* begin INPUT DATA *
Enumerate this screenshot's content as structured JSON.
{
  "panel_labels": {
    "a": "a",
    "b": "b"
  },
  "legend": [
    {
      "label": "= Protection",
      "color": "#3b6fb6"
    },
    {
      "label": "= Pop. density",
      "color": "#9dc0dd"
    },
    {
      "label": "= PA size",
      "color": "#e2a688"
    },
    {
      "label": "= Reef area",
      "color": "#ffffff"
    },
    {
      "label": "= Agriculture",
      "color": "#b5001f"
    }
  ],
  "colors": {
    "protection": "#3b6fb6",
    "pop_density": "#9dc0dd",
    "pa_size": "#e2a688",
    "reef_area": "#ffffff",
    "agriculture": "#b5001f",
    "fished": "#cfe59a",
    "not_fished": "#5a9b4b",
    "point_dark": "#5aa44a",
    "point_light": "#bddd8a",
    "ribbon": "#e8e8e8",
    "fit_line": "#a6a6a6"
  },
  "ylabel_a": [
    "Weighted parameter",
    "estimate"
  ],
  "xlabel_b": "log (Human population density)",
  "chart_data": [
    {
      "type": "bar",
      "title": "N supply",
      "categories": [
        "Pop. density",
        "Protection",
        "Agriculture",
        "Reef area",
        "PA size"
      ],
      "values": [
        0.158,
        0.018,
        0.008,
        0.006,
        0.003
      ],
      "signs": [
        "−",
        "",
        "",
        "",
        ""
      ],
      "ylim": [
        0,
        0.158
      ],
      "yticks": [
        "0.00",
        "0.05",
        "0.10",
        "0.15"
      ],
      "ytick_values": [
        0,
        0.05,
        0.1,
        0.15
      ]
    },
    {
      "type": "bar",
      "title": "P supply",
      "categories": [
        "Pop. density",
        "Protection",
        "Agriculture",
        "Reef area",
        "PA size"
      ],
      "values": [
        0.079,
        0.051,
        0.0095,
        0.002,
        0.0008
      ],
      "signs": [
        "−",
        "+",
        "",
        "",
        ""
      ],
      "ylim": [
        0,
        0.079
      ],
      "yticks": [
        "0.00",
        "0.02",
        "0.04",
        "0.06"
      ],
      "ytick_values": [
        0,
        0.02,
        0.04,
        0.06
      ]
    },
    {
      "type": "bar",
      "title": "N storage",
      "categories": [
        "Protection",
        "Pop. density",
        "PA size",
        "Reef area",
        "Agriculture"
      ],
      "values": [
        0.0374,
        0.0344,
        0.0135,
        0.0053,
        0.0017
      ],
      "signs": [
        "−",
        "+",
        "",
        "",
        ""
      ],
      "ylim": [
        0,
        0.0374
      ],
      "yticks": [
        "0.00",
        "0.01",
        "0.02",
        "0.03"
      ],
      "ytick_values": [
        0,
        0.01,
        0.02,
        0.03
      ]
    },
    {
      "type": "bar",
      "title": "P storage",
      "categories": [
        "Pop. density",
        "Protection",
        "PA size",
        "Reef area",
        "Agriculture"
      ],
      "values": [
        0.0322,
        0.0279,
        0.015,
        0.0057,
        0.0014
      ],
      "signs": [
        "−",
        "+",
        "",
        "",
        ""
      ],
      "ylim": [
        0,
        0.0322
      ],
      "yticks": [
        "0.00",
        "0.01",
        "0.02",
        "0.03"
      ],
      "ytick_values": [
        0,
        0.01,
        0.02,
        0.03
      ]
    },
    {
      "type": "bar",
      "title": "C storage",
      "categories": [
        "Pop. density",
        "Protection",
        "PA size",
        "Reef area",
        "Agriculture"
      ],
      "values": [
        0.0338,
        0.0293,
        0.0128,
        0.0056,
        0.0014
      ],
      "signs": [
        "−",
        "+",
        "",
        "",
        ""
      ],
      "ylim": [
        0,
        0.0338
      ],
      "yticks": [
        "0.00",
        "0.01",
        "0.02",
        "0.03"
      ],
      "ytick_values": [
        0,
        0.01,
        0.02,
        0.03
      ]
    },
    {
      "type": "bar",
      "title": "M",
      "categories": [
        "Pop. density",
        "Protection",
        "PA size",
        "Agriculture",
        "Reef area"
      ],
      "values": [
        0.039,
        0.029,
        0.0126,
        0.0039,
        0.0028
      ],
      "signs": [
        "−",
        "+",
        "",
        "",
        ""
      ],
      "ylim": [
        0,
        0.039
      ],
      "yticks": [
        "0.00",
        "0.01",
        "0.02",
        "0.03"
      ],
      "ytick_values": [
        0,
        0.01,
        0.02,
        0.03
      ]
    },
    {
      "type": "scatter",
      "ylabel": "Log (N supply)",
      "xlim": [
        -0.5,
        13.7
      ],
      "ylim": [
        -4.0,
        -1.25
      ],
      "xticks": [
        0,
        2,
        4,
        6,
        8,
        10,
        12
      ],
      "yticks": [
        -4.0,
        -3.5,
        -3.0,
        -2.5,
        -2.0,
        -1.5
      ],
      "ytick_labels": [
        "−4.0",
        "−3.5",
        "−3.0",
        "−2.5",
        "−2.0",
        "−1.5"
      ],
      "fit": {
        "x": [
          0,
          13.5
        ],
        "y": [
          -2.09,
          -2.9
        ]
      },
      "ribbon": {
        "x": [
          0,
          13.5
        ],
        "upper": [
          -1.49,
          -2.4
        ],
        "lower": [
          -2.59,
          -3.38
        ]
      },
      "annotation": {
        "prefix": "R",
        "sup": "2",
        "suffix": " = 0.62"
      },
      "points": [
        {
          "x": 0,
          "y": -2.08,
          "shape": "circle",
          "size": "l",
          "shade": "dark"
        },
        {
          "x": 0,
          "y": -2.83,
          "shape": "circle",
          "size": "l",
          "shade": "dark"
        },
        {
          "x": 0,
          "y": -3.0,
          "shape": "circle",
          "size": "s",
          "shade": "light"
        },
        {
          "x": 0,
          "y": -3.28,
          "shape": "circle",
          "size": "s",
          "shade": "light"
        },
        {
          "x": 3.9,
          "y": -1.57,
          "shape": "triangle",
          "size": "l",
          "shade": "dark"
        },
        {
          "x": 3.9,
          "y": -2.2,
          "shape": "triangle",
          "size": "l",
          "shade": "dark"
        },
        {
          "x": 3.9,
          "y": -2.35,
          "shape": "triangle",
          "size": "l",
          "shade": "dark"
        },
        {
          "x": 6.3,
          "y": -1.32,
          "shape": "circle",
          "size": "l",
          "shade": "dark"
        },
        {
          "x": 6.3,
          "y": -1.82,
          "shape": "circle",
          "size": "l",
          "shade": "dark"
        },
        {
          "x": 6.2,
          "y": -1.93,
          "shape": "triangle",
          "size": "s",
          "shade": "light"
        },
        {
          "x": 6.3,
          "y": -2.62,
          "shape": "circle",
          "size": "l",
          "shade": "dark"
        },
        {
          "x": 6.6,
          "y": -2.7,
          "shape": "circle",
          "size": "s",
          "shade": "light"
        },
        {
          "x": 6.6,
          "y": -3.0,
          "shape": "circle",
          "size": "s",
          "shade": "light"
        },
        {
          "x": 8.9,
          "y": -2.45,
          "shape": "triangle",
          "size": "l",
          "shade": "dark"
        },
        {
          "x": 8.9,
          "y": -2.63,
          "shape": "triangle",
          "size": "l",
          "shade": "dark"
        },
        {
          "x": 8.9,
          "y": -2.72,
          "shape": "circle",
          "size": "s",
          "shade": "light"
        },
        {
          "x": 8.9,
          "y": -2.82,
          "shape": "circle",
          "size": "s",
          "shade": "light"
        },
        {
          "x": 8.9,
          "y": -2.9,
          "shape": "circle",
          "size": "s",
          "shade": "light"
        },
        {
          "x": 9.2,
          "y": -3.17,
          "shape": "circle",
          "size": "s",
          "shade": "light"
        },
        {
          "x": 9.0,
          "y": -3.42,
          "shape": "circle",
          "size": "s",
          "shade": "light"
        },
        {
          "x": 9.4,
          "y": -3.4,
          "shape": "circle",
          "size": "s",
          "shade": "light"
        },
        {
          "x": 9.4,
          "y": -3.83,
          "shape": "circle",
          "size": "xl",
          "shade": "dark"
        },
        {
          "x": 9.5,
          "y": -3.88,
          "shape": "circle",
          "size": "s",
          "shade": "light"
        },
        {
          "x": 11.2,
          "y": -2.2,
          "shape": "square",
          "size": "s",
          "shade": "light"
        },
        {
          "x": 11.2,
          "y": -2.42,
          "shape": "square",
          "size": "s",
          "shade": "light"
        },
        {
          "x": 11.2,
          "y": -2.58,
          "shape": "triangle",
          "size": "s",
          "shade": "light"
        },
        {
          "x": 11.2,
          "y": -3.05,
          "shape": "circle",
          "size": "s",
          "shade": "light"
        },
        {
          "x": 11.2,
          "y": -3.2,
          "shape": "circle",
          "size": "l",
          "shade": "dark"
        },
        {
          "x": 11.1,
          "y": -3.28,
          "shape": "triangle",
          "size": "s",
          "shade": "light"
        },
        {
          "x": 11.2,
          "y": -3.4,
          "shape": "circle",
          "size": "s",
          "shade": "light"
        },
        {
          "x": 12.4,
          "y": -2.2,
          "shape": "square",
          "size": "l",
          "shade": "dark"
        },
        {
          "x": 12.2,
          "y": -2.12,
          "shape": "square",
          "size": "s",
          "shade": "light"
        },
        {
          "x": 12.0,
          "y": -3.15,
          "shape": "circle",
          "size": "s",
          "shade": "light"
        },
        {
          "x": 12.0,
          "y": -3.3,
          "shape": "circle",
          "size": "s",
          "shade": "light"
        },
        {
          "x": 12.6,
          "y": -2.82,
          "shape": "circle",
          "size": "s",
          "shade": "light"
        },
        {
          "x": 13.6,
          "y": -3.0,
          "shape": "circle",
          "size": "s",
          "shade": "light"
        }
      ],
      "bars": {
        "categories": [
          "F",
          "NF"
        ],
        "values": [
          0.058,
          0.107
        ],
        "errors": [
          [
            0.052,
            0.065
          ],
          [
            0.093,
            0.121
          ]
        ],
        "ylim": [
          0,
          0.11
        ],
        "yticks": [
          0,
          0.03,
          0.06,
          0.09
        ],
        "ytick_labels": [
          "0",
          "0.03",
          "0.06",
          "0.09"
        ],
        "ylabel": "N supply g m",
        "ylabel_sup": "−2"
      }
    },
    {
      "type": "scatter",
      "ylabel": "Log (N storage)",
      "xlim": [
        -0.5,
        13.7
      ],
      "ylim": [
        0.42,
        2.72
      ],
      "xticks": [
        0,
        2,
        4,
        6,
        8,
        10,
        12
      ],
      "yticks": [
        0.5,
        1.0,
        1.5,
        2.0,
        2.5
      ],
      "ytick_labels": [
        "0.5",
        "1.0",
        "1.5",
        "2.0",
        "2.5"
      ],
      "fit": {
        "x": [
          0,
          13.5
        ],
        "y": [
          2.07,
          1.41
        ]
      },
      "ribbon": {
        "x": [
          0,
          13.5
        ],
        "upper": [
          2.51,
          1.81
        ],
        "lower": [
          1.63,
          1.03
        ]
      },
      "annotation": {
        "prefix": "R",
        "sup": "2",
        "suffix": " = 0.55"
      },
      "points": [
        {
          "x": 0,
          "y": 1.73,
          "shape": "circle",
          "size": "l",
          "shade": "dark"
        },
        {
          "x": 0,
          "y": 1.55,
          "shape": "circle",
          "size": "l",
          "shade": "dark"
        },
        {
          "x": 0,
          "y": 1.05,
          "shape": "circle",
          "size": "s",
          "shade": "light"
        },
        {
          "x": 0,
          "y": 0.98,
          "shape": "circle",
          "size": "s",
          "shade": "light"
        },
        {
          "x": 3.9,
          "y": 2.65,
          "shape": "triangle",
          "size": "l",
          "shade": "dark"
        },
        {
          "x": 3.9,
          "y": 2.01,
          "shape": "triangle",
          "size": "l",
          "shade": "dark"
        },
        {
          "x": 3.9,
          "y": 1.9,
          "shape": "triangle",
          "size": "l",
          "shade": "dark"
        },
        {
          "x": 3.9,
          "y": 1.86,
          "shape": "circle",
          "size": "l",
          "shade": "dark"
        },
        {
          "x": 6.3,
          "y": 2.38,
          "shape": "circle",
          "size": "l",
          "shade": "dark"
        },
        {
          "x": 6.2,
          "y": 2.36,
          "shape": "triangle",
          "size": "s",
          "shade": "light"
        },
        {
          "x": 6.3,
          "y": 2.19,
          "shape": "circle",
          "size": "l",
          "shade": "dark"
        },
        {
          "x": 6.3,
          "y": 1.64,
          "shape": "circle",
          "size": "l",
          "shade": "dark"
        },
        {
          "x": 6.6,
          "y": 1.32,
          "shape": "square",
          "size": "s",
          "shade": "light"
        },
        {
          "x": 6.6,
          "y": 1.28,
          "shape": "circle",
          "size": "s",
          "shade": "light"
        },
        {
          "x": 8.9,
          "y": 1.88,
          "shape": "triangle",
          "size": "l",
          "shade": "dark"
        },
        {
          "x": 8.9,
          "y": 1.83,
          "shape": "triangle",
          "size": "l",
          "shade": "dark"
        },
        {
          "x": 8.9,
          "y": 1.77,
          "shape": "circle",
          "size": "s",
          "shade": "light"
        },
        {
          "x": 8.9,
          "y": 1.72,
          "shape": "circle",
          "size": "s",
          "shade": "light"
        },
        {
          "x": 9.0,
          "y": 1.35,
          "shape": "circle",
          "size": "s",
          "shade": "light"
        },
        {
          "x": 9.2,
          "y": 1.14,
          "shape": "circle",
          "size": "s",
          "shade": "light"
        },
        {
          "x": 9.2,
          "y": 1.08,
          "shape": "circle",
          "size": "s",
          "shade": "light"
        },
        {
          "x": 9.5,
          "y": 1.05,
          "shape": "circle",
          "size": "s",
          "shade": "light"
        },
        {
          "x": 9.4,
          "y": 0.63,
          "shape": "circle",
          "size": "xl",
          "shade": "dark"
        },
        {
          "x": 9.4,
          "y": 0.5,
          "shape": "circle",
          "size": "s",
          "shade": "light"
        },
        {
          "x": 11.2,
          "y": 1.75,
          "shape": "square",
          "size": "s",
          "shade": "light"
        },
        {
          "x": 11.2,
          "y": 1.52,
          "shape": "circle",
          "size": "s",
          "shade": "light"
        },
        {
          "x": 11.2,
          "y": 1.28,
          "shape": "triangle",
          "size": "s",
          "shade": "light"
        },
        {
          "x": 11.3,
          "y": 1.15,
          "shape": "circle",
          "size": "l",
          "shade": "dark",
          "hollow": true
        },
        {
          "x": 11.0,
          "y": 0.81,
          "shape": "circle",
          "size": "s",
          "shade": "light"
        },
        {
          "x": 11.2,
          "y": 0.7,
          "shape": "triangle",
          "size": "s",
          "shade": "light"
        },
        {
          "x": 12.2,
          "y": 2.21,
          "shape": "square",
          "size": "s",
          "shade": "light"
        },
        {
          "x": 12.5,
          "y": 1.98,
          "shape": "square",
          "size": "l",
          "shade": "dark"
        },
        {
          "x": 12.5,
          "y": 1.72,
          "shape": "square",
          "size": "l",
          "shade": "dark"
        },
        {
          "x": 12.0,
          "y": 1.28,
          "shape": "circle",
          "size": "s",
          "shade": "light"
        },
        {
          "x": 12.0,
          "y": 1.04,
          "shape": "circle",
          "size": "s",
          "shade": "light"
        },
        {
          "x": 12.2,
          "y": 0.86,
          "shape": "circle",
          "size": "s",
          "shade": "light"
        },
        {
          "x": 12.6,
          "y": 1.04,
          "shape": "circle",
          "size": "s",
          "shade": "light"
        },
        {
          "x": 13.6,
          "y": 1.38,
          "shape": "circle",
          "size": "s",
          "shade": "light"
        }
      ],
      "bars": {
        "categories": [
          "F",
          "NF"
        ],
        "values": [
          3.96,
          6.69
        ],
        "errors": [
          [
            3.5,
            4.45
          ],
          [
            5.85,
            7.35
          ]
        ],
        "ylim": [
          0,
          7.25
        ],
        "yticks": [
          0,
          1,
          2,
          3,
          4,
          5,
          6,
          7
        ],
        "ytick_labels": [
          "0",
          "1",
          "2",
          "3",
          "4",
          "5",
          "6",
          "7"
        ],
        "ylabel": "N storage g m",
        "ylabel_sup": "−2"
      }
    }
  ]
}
* end INPUT DATA *
* begin INPUT DATA *
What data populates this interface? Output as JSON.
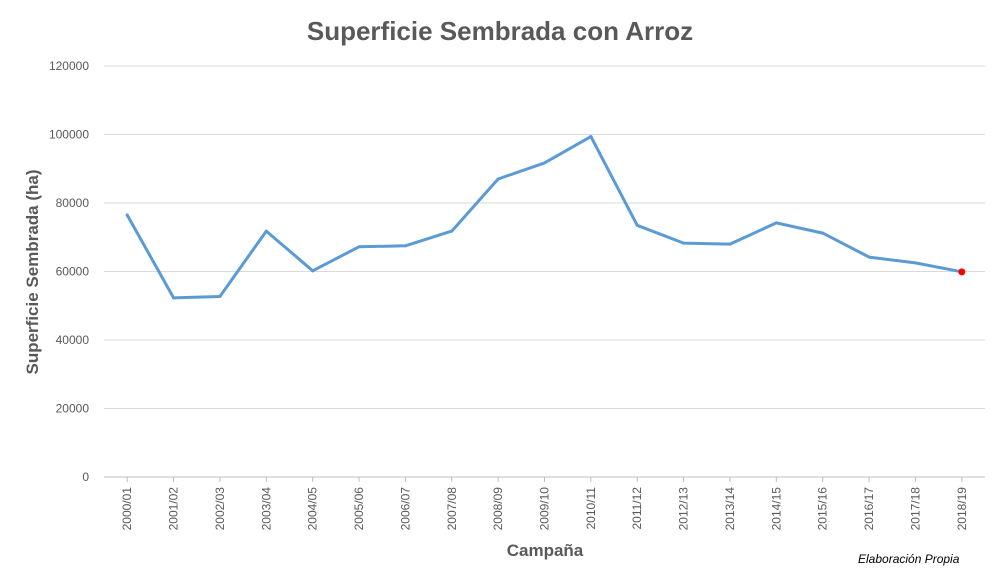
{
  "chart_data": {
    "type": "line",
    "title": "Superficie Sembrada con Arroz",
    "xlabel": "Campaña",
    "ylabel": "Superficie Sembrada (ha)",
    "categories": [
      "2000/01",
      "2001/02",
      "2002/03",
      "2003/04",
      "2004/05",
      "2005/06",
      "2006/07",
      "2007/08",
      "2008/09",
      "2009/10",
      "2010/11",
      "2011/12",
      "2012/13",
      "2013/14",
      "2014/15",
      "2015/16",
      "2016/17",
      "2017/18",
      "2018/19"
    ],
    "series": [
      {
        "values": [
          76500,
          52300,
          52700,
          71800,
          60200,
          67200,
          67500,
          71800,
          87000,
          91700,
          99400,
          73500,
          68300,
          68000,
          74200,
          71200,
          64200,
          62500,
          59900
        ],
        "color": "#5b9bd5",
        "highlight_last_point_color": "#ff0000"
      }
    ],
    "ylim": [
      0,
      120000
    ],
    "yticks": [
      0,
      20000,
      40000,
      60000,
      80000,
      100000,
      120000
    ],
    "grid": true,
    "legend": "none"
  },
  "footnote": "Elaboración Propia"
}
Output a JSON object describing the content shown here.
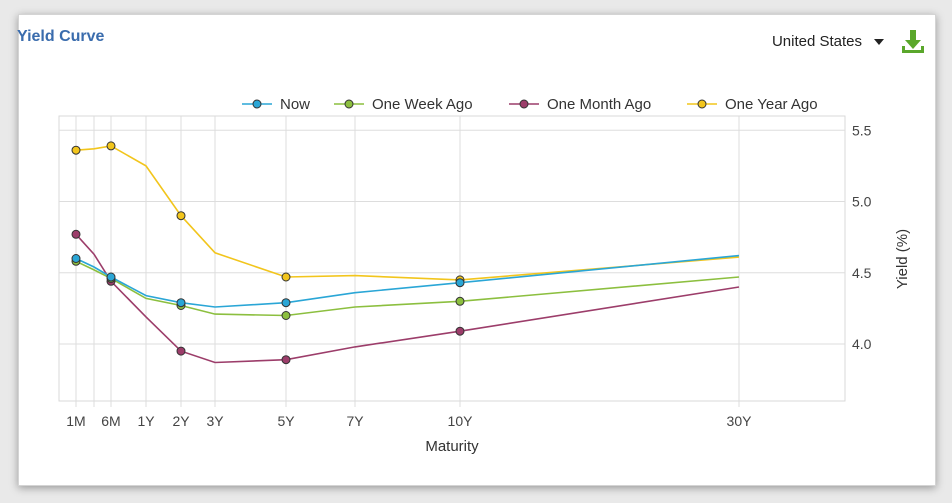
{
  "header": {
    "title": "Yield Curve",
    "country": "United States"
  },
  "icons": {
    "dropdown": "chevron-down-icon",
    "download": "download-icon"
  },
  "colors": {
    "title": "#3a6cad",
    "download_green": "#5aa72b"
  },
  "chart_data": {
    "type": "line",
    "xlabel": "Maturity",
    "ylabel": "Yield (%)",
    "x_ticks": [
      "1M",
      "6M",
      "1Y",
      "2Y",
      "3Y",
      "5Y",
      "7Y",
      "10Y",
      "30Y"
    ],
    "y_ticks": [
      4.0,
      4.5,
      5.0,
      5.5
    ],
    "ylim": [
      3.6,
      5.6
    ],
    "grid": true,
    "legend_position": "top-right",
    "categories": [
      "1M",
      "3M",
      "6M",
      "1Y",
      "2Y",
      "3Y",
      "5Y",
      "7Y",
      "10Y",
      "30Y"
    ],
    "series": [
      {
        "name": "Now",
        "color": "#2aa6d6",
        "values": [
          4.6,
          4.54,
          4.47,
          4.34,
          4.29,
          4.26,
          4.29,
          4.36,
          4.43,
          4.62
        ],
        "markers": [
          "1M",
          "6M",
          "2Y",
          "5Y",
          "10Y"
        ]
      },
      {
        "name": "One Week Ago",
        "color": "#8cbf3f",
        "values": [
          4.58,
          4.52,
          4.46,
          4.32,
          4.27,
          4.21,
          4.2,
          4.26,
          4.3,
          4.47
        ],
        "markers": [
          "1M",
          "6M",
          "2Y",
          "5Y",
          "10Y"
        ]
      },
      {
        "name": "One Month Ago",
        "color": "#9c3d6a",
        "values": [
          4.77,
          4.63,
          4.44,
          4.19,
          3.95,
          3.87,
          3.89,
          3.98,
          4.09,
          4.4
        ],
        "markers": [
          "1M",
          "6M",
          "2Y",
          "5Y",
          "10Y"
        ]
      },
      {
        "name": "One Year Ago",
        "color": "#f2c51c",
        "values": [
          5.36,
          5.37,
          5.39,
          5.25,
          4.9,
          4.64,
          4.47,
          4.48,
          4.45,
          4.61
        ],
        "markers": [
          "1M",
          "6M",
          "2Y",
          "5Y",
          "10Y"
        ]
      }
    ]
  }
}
* end INPUT DATA *
* begin INPUT DATA *
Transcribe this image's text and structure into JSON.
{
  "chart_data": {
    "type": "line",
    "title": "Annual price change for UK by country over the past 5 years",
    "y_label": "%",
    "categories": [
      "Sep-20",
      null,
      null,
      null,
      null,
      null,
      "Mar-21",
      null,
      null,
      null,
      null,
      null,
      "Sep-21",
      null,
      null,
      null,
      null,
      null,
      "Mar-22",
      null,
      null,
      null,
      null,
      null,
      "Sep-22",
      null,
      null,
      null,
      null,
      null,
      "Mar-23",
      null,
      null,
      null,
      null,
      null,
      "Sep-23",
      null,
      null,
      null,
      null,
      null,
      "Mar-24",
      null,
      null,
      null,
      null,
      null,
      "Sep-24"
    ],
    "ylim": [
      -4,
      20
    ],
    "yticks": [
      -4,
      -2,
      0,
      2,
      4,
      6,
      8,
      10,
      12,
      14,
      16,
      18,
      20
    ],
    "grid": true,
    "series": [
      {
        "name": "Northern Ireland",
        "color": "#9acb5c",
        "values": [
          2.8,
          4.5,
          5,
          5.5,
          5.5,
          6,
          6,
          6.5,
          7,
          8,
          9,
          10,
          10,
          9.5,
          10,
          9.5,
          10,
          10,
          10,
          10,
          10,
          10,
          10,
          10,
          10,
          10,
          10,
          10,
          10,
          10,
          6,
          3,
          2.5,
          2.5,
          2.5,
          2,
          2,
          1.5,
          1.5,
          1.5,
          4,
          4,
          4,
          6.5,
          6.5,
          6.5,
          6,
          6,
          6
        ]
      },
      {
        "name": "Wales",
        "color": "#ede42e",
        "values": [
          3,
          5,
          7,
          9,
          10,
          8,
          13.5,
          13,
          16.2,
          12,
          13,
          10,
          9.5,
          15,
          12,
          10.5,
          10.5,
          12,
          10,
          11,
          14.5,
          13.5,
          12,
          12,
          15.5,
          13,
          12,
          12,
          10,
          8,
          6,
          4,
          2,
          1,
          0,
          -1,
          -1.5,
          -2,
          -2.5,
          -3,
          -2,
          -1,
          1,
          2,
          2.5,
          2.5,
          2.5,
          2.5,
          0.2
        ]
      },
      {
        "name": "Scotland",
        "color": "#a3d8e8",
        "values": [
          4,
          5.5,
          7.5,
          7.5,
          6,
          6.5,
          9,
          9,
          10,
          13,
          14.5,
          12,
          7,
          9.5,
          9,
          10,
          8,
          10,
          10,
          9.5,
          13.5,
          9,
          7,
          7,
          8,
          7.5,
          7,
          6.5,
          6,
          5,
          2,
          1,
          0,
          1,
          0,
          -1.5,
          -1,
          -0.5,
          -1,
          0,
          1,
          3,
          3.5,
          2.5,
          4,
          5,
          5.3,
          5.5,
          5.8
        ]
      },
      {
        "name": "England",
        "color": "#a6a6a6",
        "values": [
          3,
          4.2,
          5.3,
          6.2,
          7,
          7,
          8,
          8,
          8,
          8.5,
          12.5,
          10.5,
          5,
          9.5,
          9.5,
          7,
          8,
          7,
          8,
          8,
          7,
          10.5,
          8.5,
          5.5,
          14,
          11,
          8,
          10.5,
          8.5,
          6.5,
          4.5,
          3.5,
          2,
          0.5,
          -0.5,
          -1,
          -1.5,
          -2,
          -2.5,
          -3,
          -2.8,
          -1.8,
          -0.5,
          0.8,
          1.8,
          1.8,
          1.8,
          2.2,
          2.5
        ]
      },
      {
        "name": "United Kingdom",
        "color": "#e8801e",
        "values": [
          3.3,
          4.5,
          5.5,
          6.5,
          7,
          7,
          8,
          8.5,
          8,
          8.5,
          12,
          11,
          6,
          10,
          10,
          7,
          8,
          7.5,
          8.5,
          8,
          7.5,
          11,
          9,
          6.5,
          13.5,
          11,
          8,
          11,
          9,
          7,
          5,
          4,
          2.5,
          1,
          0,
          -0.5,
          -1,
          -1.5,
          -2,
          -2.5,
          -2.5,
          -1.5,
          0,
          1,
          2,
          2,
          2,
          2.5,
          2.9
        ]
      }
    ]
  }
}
* end INPUT DATA *
Copy every line of the listing where the word "title" appears.

SOLUTION:
      "title": "N supply",
      "title": "P supply",
      "title": "N storage",
      "title": "P storage",
      "title": "C storage",
      "title": "M",
    "title": "Superficie Sembrada con Arroz",
    "title": "Yield Curve",
    "title": "#3a6cad",
    "title": "Annual price change for UK by country over the past 5 years",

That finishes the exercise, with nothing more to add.